(Figure collection entries)

========

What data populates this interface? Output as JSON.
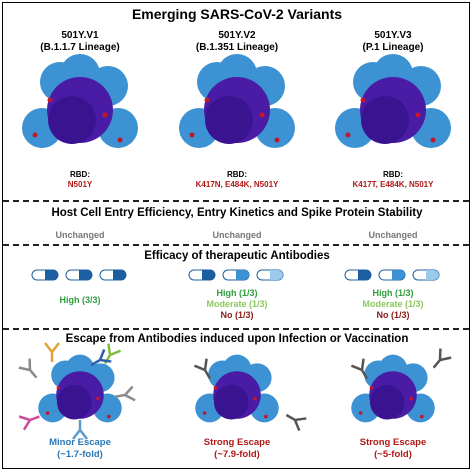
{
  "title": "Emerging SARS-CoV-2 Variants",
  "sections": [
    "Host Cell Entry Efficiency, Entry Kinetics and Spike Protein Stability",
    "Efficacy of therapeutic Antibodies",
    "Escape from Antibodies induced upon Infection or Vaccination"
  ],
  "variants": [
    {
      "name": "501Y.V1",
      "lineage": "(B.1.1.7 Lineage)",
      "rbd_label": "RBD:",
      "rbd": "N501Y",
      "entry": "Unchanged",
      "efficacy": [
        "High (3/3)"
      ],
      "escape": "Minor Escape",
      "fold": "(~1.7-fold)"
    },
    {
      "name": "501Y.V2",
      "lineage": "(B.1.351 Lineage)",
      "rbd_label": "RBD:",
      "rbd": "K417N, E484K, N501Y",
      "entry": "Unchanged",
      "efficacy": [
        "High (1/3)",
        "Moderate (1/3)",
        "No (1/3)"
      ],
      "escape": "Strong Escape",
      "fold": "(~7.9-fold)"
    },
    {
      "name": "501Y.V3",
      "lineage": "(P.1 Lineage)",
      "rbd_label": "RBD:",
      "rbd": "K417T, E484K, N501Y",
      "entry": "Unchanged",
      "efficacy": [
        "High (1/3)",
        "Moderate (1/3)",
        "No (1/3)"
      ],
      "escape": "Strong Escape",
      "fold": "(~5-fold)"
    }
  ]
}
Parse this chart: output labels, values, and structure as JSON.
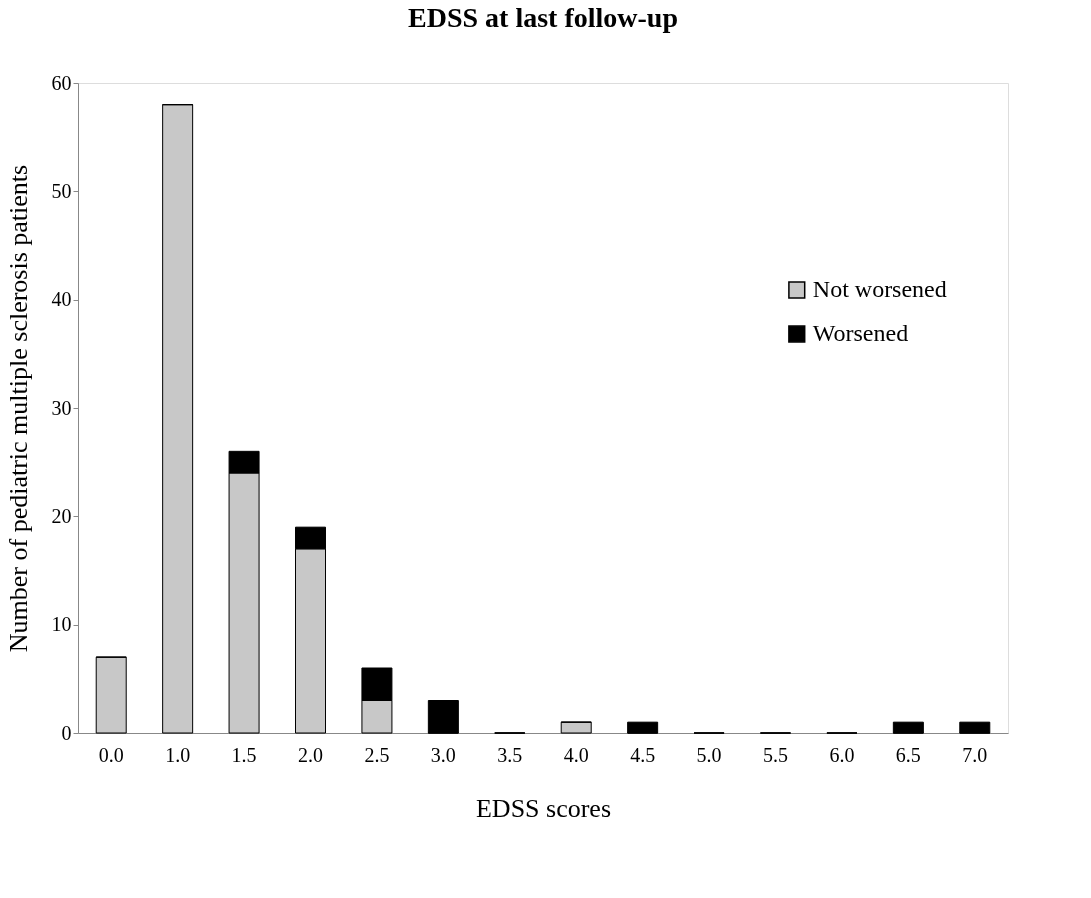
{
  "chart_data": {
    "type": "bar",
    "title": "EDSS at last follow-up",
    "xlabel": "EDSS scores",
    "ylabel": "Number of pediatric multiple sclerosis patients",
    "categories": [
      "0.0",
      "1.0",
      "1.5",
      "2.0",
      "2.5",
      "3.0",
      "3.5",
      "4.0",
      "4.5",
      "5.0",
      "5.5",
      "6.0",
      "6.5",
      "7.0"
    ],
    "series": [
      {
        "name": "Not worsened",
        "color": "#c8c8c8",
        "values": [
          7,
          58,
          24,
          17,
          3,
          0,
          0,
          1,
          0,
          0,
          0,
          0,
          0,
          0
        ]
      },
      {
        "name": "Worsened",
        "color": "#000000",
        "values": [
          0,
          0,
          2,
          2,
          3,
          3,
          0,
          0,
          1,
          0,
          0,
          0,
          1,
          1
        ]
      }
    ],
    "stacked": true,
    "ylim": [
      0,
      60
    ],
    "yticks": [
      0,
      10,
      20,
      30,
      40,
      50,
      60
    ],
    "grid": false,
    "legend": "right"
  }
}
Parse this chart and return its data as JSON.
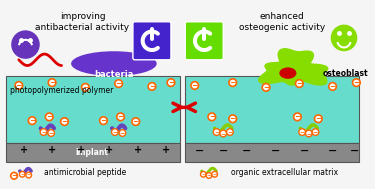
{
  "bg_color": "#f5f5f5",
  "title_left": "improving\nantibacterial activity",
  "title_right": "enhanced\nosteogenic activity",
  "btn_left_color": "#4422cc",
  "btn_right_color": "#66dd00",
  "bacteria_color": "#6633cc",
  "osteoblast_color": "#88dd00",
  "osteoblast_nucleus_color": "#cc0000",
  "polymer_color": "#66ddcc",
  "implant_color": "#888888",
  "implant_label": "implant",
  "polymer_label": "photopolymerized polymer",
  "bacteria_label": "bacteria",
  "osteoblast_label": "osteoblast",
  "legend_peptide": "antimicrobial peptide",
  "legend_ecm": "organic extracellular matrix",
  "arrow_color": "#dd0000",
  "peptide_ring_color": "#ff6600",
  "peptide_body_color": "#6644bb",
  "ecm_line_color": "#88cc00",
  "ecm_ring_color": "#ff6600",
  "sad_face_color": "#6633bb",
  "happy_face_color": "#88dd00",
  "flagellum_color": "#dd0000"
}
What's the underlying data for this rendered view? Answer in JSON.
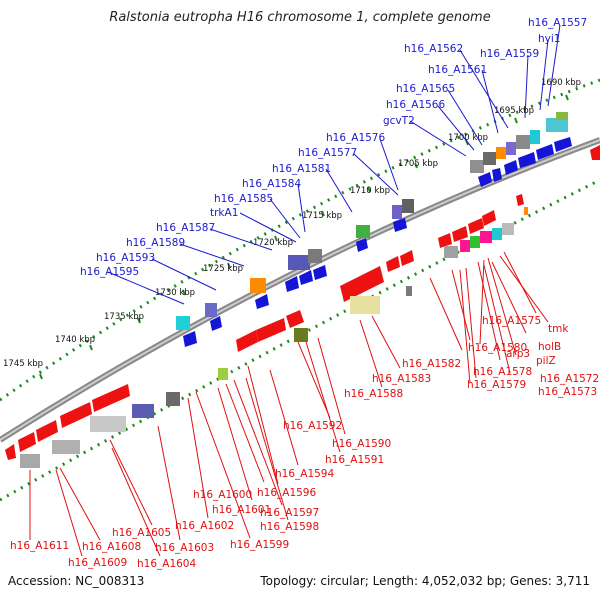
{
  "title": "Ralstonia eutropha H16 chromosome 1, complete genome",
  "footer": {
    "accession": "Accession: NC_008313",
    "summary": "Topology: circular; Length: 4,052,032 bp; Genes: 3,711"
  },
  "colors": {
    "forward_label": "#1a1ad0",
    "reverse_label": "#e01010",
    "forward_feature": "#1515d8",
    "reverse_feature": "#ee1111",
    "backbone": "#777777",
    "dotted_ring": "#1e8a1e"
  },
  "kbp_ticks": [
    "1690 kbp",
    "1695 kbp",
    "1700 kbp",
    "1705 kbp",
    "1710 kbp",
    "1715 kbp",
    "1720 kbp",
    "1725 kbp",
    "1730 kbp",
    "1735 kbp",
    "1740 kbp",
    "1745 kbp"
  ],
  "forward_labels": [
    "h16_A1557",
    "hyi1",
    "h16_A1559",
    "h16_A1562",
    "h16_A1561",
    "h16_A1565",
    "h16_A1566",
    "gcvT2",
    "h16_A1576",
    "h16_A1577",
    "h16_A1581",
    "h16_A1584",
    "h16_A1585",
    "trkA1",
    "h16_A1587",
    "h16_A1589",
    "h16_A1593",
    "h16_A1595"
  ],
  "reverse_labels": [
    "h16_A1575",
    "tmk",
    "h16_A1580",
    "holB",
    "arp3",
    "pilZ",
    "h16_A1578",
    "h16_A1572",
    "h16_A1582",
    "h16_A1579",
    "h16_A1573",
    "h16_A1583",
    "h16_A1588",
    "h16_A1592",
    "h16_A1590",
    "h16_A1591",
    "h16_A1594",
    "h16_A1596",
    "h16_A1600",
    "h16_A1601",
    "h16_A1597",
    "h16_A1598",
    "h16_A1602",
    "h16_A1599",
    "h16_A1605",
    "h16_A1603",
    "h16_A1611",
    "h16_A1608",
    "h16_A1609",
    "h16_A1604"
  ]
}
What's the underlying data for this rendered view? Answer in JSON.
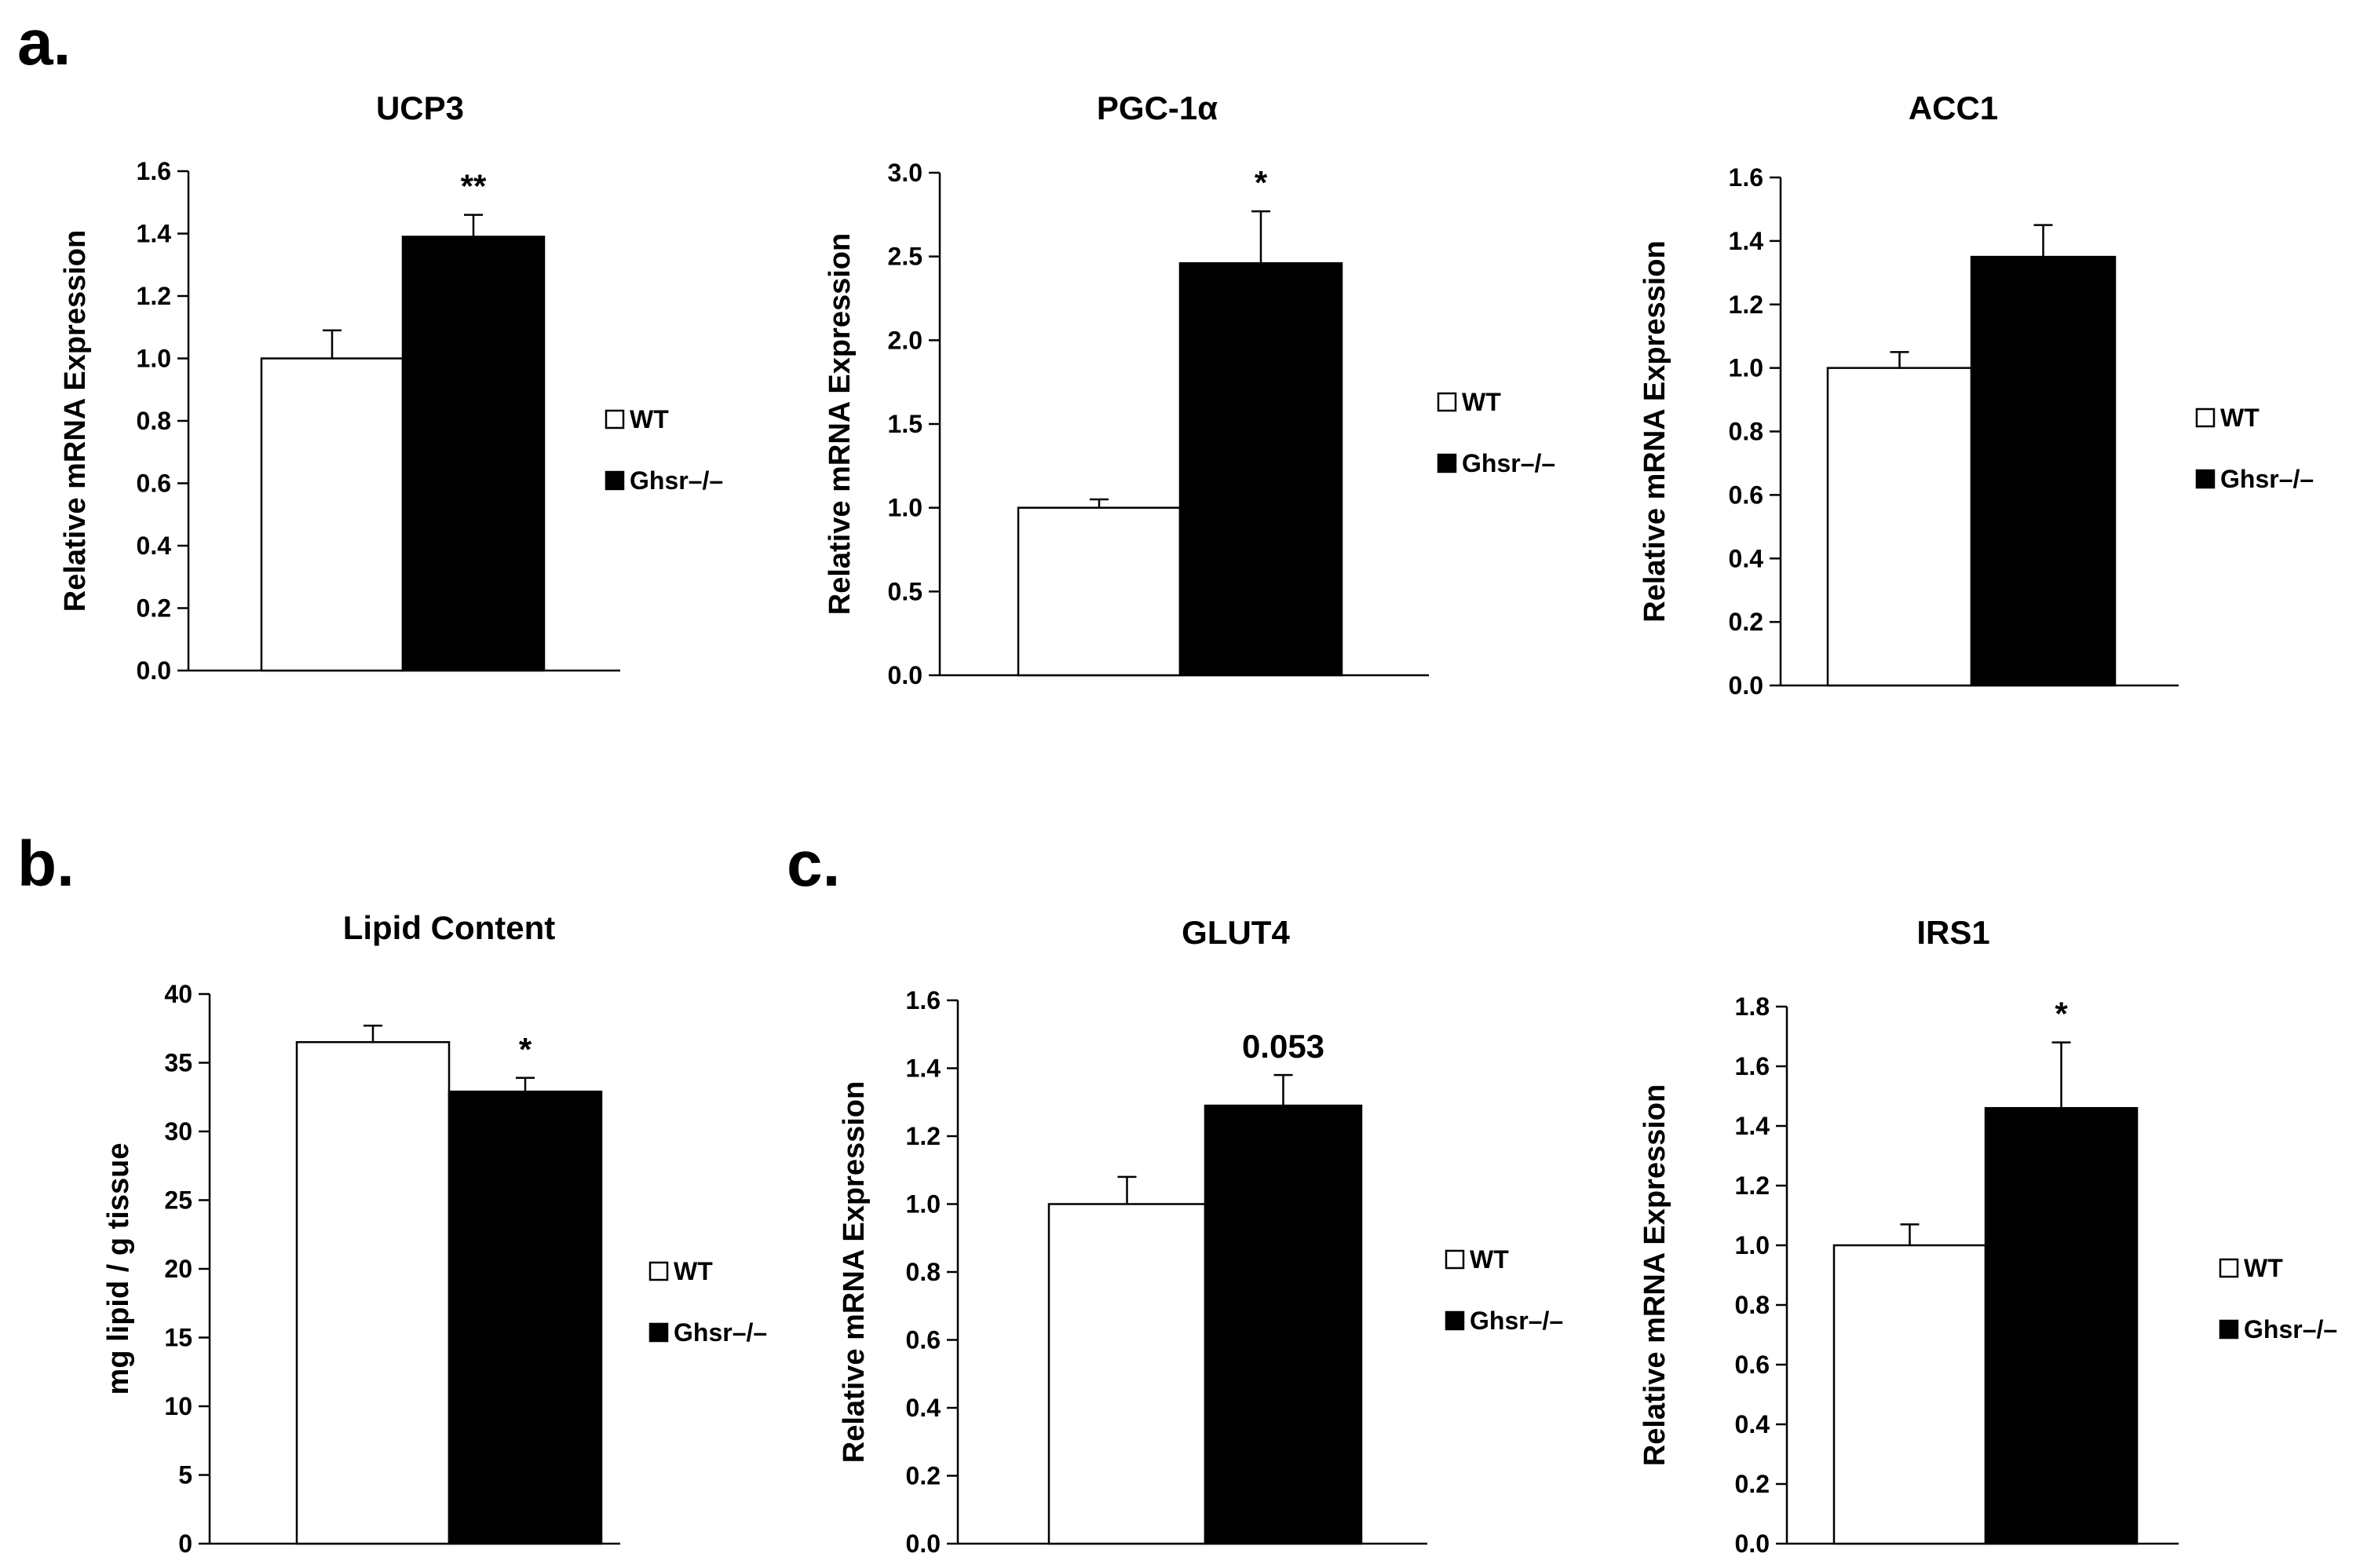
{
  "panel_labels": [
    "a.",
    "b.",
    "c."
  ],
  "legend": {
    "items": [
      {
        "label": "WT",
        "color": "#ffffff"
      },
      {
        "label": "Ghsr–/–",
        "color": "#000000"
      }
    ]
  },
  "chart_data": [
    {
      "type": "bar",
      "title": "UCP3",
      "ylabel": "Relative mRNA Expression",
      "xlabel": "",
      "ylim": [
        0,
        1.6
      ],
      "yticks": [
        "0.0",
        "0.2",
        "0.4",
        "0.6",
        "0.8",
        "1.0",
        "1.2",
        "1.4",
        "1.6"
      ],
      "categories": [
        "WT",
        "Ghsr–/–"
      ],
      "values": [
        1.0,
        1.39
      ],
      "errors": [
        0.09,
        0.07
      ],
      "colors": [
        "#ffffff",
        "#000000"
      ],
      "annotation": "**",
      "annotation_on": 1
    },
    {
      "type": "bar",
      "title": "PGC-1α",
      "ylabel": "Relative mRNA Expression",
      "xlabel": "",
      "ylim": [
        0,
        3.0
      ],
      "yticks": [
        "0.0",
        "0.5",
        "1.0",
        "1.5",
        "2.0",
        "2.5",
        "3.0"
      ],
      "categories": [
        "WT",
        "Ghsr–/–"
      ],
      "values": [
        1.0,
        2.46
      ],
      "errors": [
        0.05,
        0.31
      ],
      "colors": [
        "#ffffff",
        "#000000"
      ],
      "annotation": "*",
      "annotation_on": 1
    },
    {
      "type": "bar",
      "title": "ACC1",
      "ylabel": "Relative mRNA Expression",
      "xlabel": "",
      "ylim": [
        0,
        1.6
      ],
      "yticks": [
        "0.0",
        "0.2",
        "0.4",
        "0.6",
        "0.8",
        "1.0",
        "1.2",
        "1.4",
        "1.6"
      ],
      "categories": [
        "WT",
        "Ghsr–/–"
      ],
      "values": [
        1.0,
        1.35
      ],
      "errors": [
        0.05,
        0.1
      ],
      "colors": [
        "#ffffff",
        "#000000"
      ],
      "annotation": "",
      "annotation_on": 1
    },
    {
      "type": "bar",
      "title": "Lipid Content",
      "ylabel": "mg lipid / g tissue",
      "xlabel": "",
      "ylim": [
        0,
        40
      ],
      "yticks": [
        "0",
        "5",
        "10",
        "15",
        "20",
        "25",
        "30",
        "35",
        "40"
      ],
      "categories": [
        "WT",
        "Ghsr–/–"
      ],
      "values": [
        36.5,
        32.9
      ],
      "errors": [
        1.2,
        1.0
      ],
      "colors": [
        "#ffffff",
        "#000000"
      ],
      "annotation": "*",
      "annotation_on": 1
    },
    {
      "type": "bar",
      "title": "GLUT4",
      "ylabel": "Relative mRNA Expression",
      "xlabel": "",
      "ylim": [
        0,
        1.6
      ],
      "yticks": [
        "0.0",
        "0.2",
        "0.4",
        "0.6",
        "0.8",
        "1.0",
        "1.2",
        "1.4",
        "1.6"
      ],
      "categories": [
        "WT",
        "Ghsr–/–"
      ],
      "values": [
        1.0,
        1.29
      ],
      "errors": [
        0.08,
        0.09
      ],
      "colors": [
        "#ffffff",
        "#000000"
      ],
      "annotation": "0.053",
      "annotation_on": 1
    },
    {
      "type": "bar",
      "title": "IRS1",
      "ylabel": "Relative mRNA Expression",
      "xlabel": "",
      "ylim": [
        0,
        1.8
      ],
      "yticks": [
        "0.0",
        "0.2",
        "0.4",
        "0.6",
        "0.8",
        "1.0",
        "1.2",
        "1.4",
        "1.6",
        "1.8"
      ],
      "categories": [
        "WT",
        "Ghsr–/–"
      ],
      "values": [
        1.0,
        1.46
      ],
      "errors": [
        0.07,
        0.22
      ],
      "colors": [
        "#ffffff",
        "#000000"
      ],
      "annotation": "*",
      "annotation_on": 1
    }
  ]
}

========

### The task
Each line of the entries above that has the word "Lineage" is to be copied.

### Written solution
      "lineage": "(B.1.1.7 Lineage)",
      "lineage": "(B.1.351 Lineage)",
      "lineage": "(P.1 Lineage)",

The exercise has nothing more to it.